(Recorded data)
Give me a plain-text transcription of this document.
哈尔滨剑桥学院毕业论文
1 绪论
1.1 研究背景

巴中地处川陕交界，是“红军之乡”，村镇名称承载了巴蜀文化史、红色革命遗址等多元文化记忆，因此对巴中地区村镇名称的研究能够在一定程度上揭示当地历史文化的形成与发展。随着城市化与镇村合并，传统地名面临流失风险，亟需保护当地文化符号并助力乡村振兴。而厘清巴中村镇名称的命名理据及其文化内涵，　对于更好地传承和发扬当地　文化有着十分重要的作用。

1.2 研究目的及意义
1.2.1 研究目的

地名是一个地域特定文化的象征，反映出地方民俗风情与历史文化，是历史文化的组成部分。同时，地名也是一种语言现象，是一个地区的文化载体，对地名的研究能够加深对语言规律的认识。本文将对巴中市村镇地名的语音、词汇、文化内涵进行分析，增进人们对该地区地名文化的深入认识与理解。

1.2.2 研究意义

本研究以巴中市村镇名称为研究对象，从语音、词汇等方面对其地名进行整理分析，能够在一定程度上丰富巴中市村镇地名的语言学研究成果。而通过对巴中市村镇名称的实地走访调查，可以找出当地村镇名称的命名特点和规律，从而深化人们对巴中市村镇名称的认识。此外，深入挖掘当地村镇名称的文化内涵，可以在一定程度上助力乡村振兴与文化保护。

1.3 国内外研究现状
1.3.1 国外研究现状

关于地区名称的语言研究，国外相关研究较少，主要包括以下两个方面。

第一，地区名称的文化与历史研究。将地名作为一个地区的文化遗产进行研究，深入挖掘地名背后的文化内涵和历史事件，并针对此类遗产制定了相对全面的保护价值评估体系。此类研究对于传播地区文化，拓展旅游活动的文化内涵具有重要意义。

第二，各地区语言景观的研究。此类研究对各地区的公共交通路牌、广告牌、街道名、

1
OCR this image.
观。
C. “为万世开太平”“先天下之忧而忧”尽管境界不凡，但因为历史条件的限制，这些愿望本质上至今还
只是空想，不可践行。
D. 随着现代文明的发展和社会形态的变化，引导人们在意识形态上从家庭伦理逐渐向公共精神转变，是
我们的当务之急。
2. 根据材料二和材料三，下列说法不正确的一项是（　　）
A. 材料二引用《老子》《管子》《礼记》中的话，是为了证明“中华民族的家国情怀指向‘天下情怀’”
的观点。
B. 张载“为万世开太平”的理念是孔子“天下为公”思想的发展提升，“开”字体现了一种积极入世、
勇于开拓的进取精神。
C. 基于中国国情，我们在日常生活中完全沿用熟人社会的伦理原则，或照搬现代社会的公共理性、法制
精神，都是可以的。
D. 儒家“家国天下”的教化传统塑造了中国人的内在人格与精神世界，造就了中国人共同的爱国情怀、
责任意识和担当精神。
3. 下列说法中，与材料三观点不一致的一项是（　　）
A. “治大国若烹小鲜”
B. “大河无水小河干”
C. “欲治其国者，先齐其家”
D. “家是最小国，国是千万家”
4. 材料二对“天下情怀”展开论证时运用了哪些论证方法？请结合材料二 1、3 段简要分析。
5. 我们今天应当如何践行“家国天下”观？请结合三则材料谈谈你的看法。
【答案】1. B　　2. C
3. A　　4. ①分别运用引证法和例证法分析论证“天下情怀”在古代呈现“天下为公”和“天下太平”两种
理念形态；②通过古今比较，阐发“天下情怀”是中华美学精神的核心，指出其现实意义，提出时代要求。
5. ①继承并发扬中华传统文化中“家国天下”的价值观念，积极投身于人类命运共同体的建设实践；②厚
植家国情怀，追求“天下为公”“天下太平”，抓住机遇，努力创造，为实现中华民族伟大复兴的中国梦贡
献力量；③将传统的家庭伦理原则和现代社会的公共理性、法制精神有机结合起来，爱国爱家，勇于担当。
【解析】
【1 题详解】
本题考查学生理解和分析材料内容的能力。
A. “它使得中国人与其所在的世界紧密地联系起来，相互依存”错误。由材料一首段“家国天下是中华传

• TASK BRIEF
Check each line of the data above for the word "this" and say how many lines have it. Give the number alone.

• EXERCISE RESPONSE
2